▸ **Stated task**
Identify the lines holding "JSON" and copy them.

▸ **Data shown**
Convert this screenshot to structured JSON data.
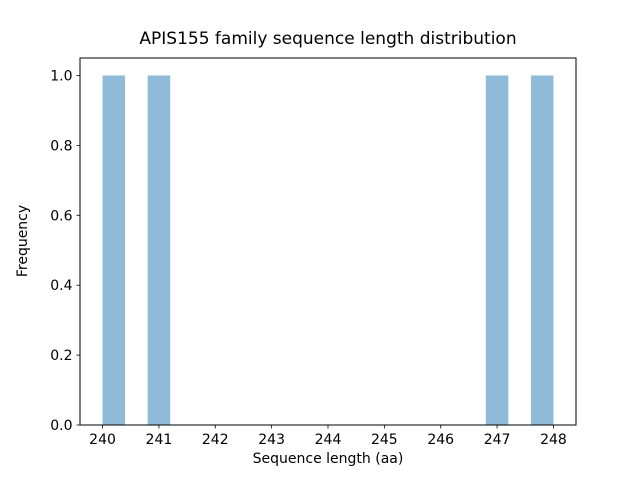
{
  "chart_data": {
    "type": "bar",
    "subtype": "histogram",
    "title": "APIS155 family sequence length distribution",
    "xlabel": "Sequence length (aa)",
    "ylabel": "Frequency",
    "xlim": [
      239.6,
      248.4
    ],
    "ylim": [
      0,
      1.05
    ],
    "xticks": [
      240,
      241,
      242,
      243,
      244,
      245,
      246,
      247,
      248
    ],
    "yticks": [
      0.0,
      0.2,
      0.4,
      0.6,
      0.8,
      1.0
    ],
    "bin_width": 0.4,
    "bars": [
      {
        "x0": 240.0,
        "x1": 240.4,
        "height": 1.0
      },
      {
        "x0": 240.8,
        "x1": 241.2,
        "height": 1.0
      },
      {
        "x0": 246.8,
        "x1": 247.2,
        "height": 1.0
      },
      {
        "x0": 247.6,
        "x1": 248.0,
        "height": 1.0
      }
    ],
    "sequence_lengths": [
      240,
      241,
      247,
      248
    ],
    "frequencies": [
      1,
      1,
      1,
      1
    ],
    "bar_color": "#8fbbd9",
    "spine_color": "#000000",
    "background_color": "#ffffff",
    "grid": false,
    "legend": null
  }
}
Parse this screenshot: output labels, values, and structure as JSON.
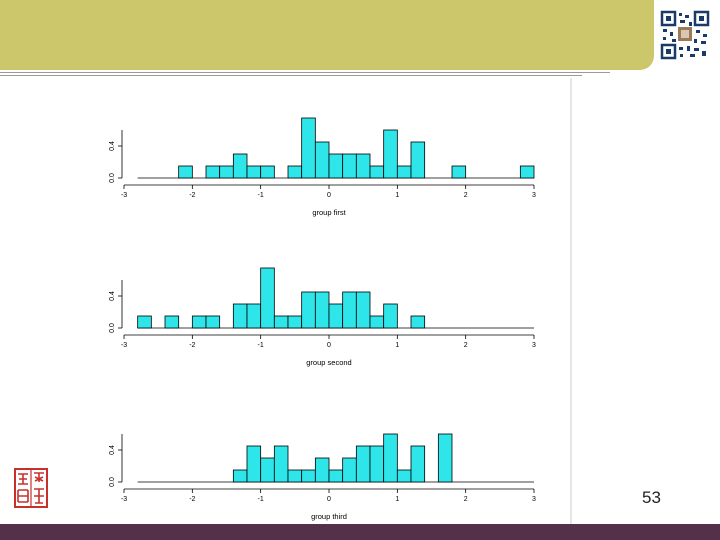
{
  "slide": {
    "page_number": "53",
    "colors": {
      "header": "#cdc76c",
      "footer": "#54304a",
      "bar_fill": "#2ee6ea"
    },
    "icons": [
      "qr-code-icon",
      "red-seal-icon"
    ]
  },
  "chart_data": [
    {
      "type": "bar",
      "xlabel": "group first",
      "xlim": [
        -3,
        3
      ],
      "ylim": [
        0,
        0.6
      ],
      "xticks": [
        "-3",
        "-2",
        "-1",
        "0",
        "1",
        "2",
        "3"
      ],
      "yticks": [
        "0.0",
        "0.4"
      ],
      "bin_width": 0.2,
      "bins": [
        [
          -2.2,
          0.15
        ],
        [
          -1.8,
          0.15
        ],
        [
          -1.6,
          0.15
        ],
        [
          -1.4,
          0.3
        ],
        [
          -1.2,
          0.15
        ],
        [
          -1.0,
          0.15
        ],
        [
          -0.6,
          0.15
        ],
        [
          -0.4,
          0.75
        ],
        [
          -0.2,
          0.45
        ],
        [
          0.0,
          0.3
        ],
        [
          0.2,
          0.3
        ],
        [
          0.4,
          0.3
        ],
        [
          0.6,
          0.15
        ],
        [
          0.8,
          0.6
        ],
        [
          1.0,
          0.15
        ],
        [
          1.2,
          0.45
        ],
        [
          1.8,
          0.15
        ],
        [
          2.8,
          0.15
        ]
      ]
    },
    {
      "type": "bar",
      "xlabel": "group second",
      "xlim": [
        -3,
        3
      ],
      "ylim": [
        0,
        0.6
      ],
      "xticks": [
        "-3",
        "-2",
        "-1",
        "0",
        "1",
        "2",
        "3"
      ],
      "yticks": [
        "0.0",
        "0.4"
      ],
      "bin_width": 0.2,
      "bins": [
        [
          -2.8,
          0.15
        ],
        [
          -2.4,
          0.15
        ],
        [
          -2.0,
          0.15
        ],
        [
          -1.8,
          0.15
        ],
        [
          -1.4,
          0.3
        ],
        [
          -1.2,
          0.3
        ],
        [
          -1.0,
          0.75
        ],
        [
          -0.8,
          0.15
        ],
        [
          -0.6,
          0.15
        ],
        [
          -0.4,
          0.45
        ],
        [
          -0.2,
          0.45
        ],
        [
          0.0,
          0.3
        ],
        [
          0.2,
          0.45
        ],
        [
          0.4,
          0.45
        ],
        [
          0.6,
          0.15
        ],
        [
          0.8,
          0.3
        ],
        [
          1.2,
          0.15
        ]
      ]
    },
    {
      "type": "bar",
      "xlabel": "group third",
      "xlim": [
        -3,
        3
      ],
      "ylim": [
        0,
        0.6
      ],
      "xticks": [
        "-3",
        "-2",
        "-1",
        "0",
        "1",
        "2",
        "3"
      ],
      "yticks": [
        "0.0",
        "0.4"
      ],
      "bin_width": 0.2,
      "bins": [
        [
          -1.4,
          0.15
        ],
        [
          -1.2,
          0.45
        ],
        [
          -1.0,
          0.3
        ],
        [
          -0.8,
          0.45
        ],
        [
          -0.6,
          0.15
        ],
        [
          -0.4,
          0.15
        ],
        [
          -0.2,
          0.3
        ],
        [
          0.0,
          0.15
        ],
        [
          0.2,
          0.3
        ],
        [
          0.4,
          0.45
        ],
        [
          0.6,
          0.45
        ],
        [
          0.8,
          0.6
        ],
        [
          1.0,
          0.15
        ],
        [
          1.2,
          0.45
        ],
        [
          1.6,
          0.6
        ]
      ]
    }
  ]
}
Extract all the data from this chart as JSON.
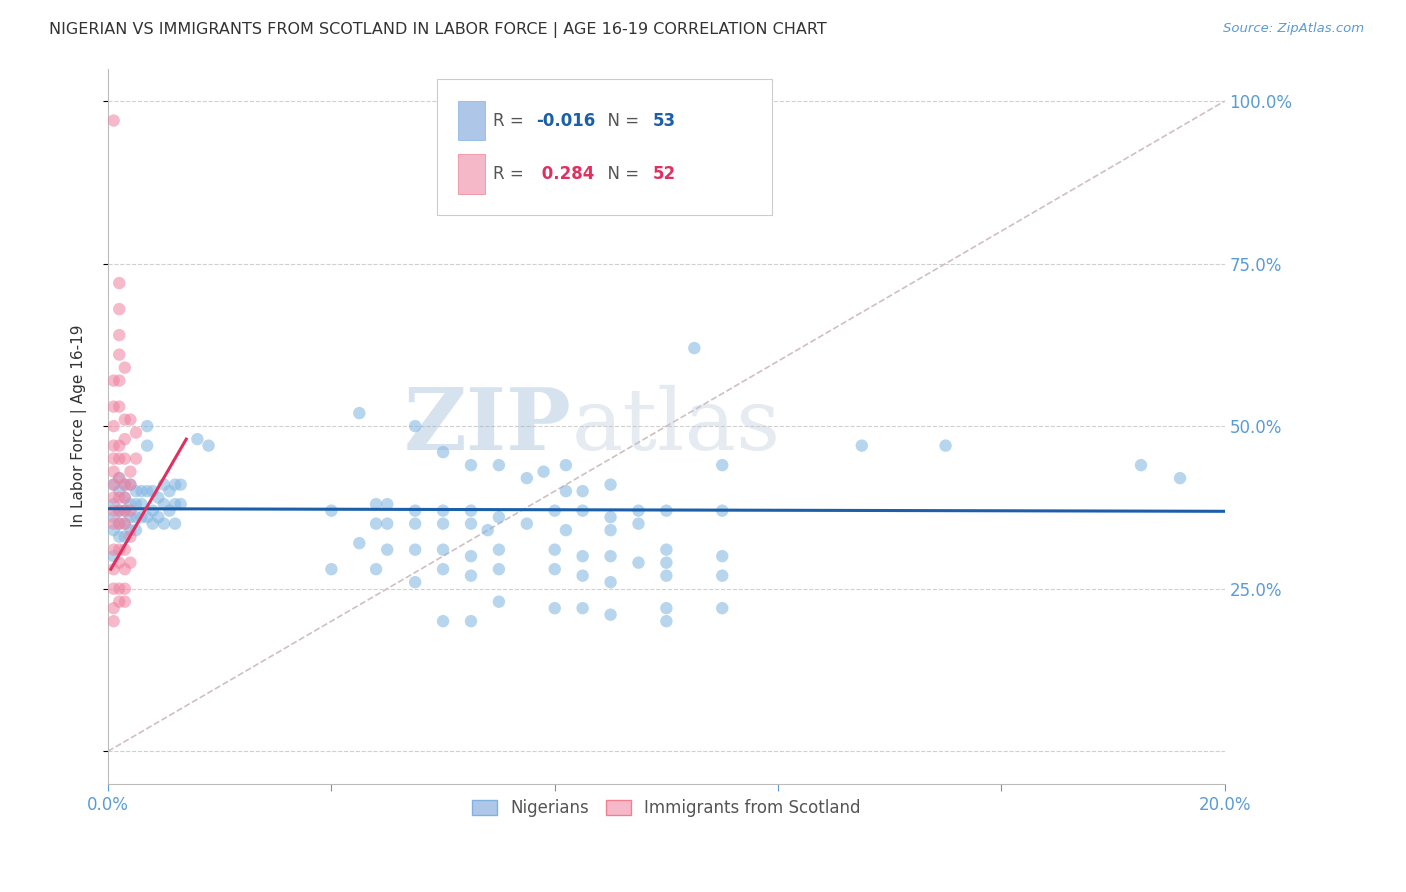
{
  "title": "NIGERIAN VS IMMIGRANTS FROM SCOTLAND IN LABOR FORCE | AGE 16-19 CORRELATION CHART",
  "source": "Source: ZipAtlas.com",
  "ylabel": "In Labor Force | Age 16-19",
  "xlim": [
    0.0,
    0.2
  ],
  "ylim": [
    -0.05,
    1.05
  ],
  "yticks": [
    0.0,
    0.25,
    0.5,
    0.75,
    1.0
  ],
  "ytick_labels": [
    "",
    "25.0%",
    "50.0%",
    "75.0%",
    "100.0%"
  ],
  "xticks": [
    0.0,
    0.04,
    0.08,
    0.12,
    0.16,
    0.2
  ],
  "xtick_labels": [
    "0.0%",
    "",
    "",
    "",
    "",
    "20.0%"
  ],
  "watermark_zip": "ZIP",
  "watermark_atlas": "atlas",
  "blue_color": "#7eb3e0",
  "pink_color": "#f080a0",
  "diag_line_color": "#d0c0c0",
  "nigerian_points": [
    [
      0.001,
      0.41
    ],
    [
      0.001,
      0.38
    ],
    [
      0.001,
      0.36
    ],
    [
      0.001,
      0.34
    ],
    [
      0.001,
      0.3
    ],
    [
      0.002,
      0.42
    ],
    [
      0.002,
      0.4
    ],
    [
      0.002,
      0.37
    ],
    [
      0.002,
      0.35
    ],
    [
      0.002,
      0.33
    ],
    [
      0.003,
      0.41
    ],
    [
      0.003,
      0.39
    ],
    [
      0.003,
      0.37
    ],
    [
      0.003,
      0.35
    ],
    [
      0.003,
      0.33
    ],
    [
      0.004,
      0.41
    ],
    [
      0.004,
      0.38
    ],
    [
      0.004,
      0.36
    ],
    [
      0.004,
      0.34
    ],
    [
      0.005,
      0.4
    ],
    [
      0.005,
      0.38
    ],
    [
      0.005,
      0.36
    ],
    [
      0.005,
      0.34
    ],
    [
      0.006,
      0.4
    ],
    [
      0.006,
      0.38
    ],
    [
      0.006,
      0.36
    ],
    [
      0.007,
      0.5
    ],
    [
      0.007,
      0.47
    ],
    [
      0.007,
      0.4
    ],
    [
      0.007,
      0.36
    ],
    [
      0.008,
      0.4
    ],
    [
      0.008,
      0.37
    ],
    [
      0.008,
      0.35
    ],
    [
      0.009,
      0.39
    ],
    [
      0.009,
      0.36
    ],
    [
      0.01,
      0.41
    ],
    [
      0.01,
      0.38
    ],
    [
      0.01,
      0.35
    ],
    [
      0.011,
      0.4
    ],
    [
      0.011,
      0.37
    ],
    [
      0.012,
      0.41
    ],
    [
      0.012,
      0.38
    ],
    [
      0.012,
      0.35
    ],
    [
      0.013,
      0.41
    ],
    [
      0.013,
      0.38
    ],
    [
      0.016,
      0.48
    ],
    [
      0.018,
      0.47
    ],
    [
      0.045,
      0.52
    ],
    [
      0.055,
      0.5
    ],
    [
      0.06,
      0.46
    ],
    [
      0.065,
      0.44
    ],
    [
      0.07,
      0.44
    ],
    [
      0.075,
      0.42
    ],
    [
      0.078,
      0.43
    ],
    [
      0.082,
      0.44
    ],
    [
      0.082,
      0.4
    ],
    [
      0.085,
      0.4
    ],
    [
      0.09,
      0.41
    ],
    [
      0.048,
      0.38
    ],
    [
      0.05,
      0.38
    ],
    [
      0.055,
      0.37
    ],
    [
      0.06,
      0.37
    ],
    [
      0.065,
      0.37
    ],
    [
      0.07,
      0.36
    ],
    [
      0.08,
      0.37
    ],
    [
      0.085,
      0.37
    ],
    [
      0.09,
      0.36
    ],
    [
      0.095,
      0.37
    ],
    [
      0.1,
      0.37
    ],
    [
      0.11,
      0.44
    ],
    [
      0.11,
      0.37
    ],
    [
      0.04,
      0.37
    ],
    [
      0.048,
      0.35
    ],
    [
      0.05,
      0.35
    ],
    [
      0.055,
      0.35
    ],
    [
      0.06,
      0.35
    ],
    [
      0.065,
      0.35
    ],
    [
      0.068,
      0.34
    ],
    [
      0.075,
      0.35
    ],
    [
      0.082,
      0.34
    ],
    [
      0.09,
      0.34
    ],
    [
      0.095,
      0.35
    ],
    [
      0.045,
      0.32
    ],
    [
      0.05,
      0.31
    ],
    [
      0.055,
      0.31
    ],
    [
      0.06,
      0.31
    ],
    [
      0.065,
      0.3
    ],
    [
      0.07,
      0.31
    ],
    [
      0.08,
      0.31
    ],
    [
      0.085,
      0.3
    ],
    [
      0.09,
      0.3
    ],
    [
      0.1,
      0.31
    ],
    [
      0.11,
      0.3
    ],
    [
      0.04,
      0.28
    ],
    [
      0.048,
      0.28
    ],
    [
      0.06,
      0.28
    ],
    [
      0.065,
      0.27
    ],
    [
      0.055,
      0.26
    ],
    [
      0.07,
      0.28
    ],
    [
      0.08,
      0.28
    ],
    [
      0.085,
      0.27
    ],
    [
      0.09,
      0.26
    ],
    [
      0.1,
      0.27
    ],
    [
      0.11,
      0.27
    ],
    [
      0.105,
      0.62
    ],
    [
      0.135,
      0.47
    ],
    [
      0.15,
      0.47
    ],
    [
      0.185,
      0.44
    ],
    [
      0.192,
      0.42
    ],
    [
      0.07,
      0.23
    ],
    [
      0.08,
      0.22
    ],
    [
      0.085,
      0.22
    ],
    [
      0.09,
      0.21
    ],
    [
      0.1,
      0.22
    ],
    [
      0.11,
      0.22
    ],
    [
      0.06,
      0.2
    ],
    [
      0.065,
      0.2
    ],
    [
      0.1,
      0.2
    ],
    [
      0.095,
      0.29
    ],
    [
      0.1,
      0.29
    ]
  ],
  "scotland_points": [
    [
      0.001,
      0.97
    ],
    [
      0.002,
      0.72
    ],
    [
      0.002,
      0.68
    ],
    [
      0.002,
      0.64
    ],
    [
      0.002,
      0.61
    ],
    [
      0.001,
      0.57
    ],
    [
      0.001,
      0.53
    ],
    [
      0.001,
      0.5
    ],
    [
      0.001,
      0.47
    ],
    [
      0.001,
      0.45
    ],
    [
      0.001,
      0.43
    ],
    [
      0.001,
      0.41
    ],
    [
      0.001,
      0.39
    ],
    [
      0.001,
      0.37
    ],
    [
      0.001,
      0.35
    ],
    [
      0.001,
      0.31
    ],
    [
      0.001,
      0.28
    ],
    [
      0.001,
      0.25
    ],
    [
      0.001,
      0.22
    ],
    [
      0.001,
      0.2
    ],
    [
      0.002,
      0.57
    ],
    [
      0.002,
      0.53
    ],
    [
      0.002,
      0.47
    ],
    [
      0.002,
      0.45
    ],
    [
      0.002,
      0.42
    ],
    [
      0.002,
      0.39
    ],
    [
      0.002,
      0.37
    ],
    [
      0.002,
      0.35
    ],
    [
      0.002,
      0.31
    ],
    [
      0.002,
      0.29
    ],
    [
      0.002,
      0.25
    ],
    [
      0.002,
      0.23
    ],
    [
      0.003,
      0.59
    ],
    [
      0.003,
      0.51
    ],
    [
      0.003,
      0.48
    ],
    [
      0.003,
      0.45
    ],
    [
      0.003,
      0.41
    ],
    [
      0.003,
      0.39
    ],
    [
      0.003,
      0.37
    ],
    [
      0.003,
      0.35
    ],
    [
      0.003,
      0.31
    ],
    [
      0.003,
      0.28
    ],
    [
      0.003,
      0.25
    ],
    [
      0.003,
      0.23
    ],
    [
      0.004,
      0.51
    ],
    [
      0.004,
      0.43
    ],
    [
      0.004,
      0.41
    ],
    [
      0.004,
      0.37
    ],
    [
      0.004,
      0.33
    ],
    [
      0.004,
      0.29
    ],
    [
      0.005,
      0.49
    ],
    [
      0.005,
      0.45
    ]
  ],
  "blue_trend": [
    0.0,
    0.373,
    0.2,
    0.369
  ],
  "pink_trend": [
    0.0005,
    0.28,
    0.014,
    0.48
  ],
  "diag_line": [
    0.0,
    0.0,
    0.2,
    1.0
  ]
}
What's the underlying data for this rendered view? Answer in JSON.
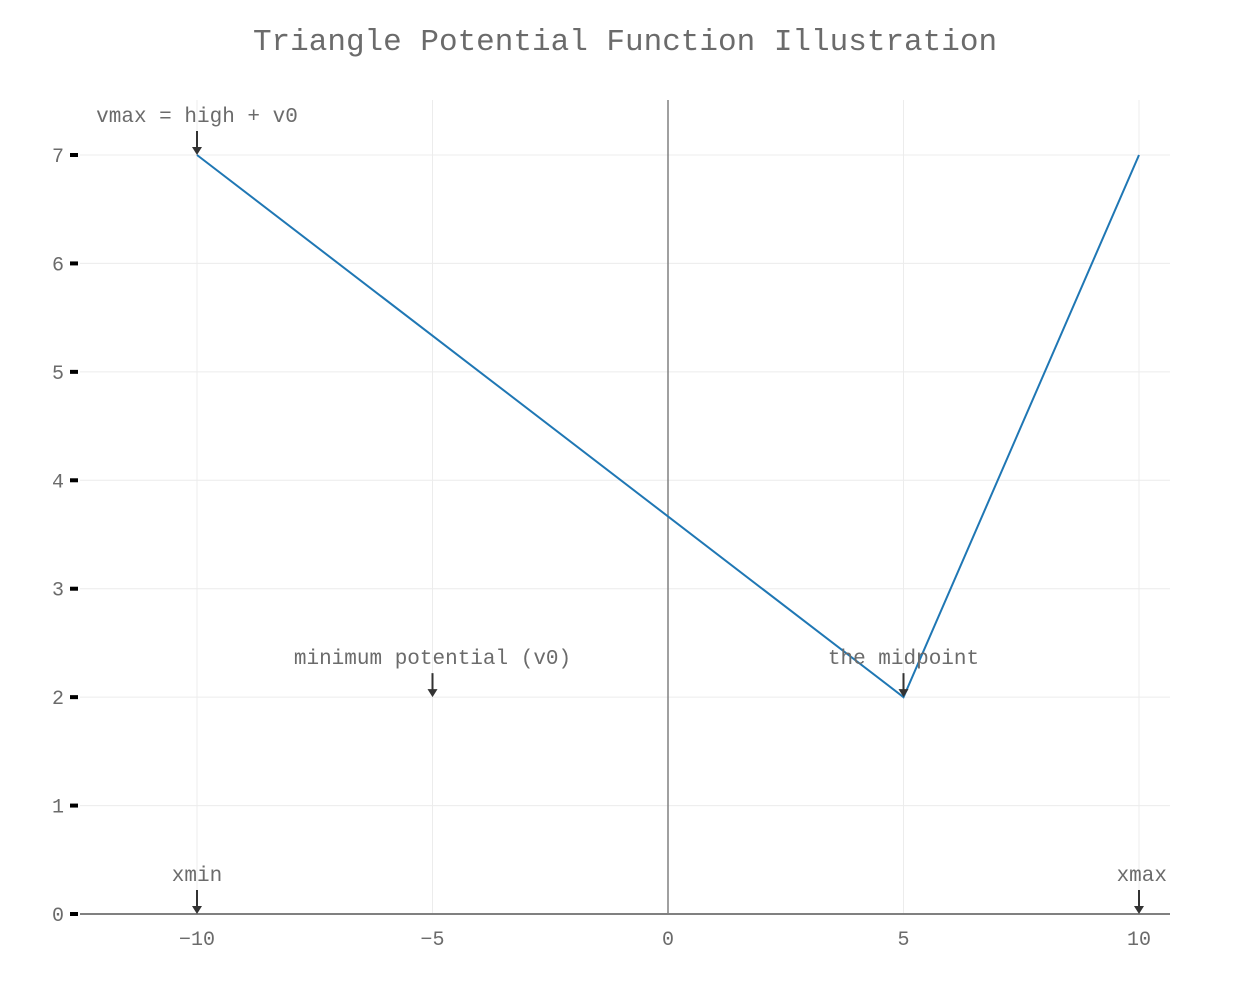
{
  "chart_data": {
    "type": "line",
    "title": "Triangle Potential Function Illustration",
    "xlabel": "",
    "ylabel": "",
    "xlim": [
      -12.5,
      10.75
    ],
    "ylim": [
      0,
      7.5
    ],
    "grid": true,
    "x_ticks": [
      -10,
      -5,
      0,
      5,
      10
    ],
    "x_tick_labels": [
      "−10",
      "−5",
      "0",
      "5",
      "10"
    ],
    "y_ticks": [
      0,
      1,
      2,
      3,
      4,
      5,
      6,
      7
    ],
    "y_tick_labels": [
      "0",
      "1",
      "2",
      "3",
      "4",
      "5",
      "6",
      "7"
    ],
    "series": [
      {
        "x": [
          -10,
          5,
          10
        ],
        "y": [
          7,
          2,
          7
        ],
        "color": "#1f77b4"
      }
    ],
    "annotations": [
      {
        "text": "vmax = high + v0",
        "x": -10,
        "y": 7
      },
      {
        "text": "minimum potential (v0)",
        "x": -5,
        "y": 2
      },
      {
        "text": "the midpoint",
        "x": 5,
        "y": 2
      },
      {
        "text": "xmin",
        "x": -10,
        "y": 0
      },
      {
        "text": "xmax",
        "x": 10,
        "y": 0
      }
    ]
  }
}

▸ **Task result**
Convert this screenshot to structured JSON data.
Parse this screenshot: output labels, values, and structure as JSON.
Extract all the data from this chart as JSON.
What's the underlying data for this rendered view? Answer in JSON.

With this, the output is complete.